Exercise instructions » Search the records for "Субсидии" and copy each line that holds it.

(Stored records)

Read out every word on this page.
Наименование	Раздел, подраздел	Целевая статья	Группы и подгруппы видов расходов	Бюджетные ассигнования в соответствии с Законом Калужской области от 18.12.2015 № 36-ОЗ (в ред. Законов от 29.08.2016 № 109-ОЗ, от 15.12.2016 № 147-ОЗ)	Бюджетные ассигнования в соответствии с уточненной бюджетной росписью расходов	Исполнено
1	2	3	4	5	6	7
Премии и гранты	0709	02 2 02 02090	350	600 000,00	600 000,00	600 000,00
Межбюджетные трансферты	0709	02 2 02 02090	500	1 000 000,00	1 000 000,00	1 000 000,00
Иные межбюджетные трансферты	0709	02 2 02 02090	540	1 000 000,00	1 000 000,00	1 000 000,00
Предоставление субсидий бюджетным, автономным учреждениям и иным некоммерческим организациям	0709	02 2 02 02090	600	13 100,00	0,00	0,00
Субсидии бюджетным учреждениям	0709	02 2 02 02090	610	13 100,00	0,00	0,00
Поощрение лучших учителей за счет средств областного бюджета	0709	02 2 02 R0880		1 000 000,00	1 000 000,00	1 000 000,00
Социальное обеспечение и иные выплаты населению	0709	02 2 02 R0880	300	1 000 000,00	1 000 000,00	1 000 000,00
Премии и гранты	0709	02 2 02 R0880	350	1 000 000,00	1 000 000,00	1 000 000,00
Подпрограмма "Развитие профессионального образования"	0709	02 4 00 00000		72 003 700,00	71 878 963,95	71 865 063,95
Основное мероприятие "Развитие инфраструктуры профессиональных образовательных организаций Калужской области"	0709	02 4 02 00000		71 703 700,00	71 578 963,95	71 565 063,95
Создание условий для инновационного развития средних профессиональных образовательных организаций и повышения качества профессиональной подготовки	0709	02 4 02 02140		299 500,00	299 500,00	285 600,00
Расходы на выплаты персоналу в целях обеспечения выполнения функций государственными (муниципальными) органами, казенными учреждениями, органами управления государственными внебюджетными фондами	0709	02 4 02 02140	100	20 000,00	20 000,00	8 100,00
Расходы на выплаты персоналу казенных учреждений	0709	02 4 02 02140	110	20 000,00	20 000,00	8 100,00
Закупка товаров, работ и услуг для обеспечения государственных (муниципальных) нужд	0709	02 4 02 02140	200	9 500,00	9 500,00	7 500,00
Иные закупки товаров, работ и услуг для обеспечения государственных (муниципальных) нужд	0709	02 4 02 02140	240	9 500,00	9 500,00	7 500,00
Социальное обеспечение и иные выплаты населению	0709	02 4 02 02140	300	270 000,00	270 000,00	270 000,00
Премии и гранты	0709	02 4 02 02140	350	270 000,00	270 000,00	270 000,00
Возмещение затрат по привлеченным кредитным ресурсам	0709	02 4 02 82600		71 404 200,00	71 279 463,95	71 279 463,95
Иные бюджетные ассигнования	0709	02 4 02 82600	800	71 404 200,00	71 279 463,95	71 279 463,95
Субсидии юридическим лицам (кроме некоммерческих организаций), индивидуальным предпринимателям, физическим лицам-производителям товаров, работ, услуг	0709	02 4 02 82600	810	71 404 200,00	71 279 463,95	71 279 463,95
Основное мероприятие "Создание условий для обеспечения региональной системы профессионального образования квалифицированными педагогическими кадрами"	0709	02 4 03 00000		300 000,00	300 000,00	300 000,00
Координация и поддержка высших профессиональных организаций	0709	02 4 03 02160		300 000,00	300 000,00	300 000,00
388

The reply »
Субсидии бюджетным учреждениям	0709	02 2 02 02090	610	13 100,00	0,00	0,00
Субсидии юридическим лицам (кроме некоммерческих организаций), индивидуальным предпринимателям, физическим лицам-производителям товаров, работ, услуг	0709	02 4 02 82600	810	71 404 200,00	71 279 463,95	71 279 463,95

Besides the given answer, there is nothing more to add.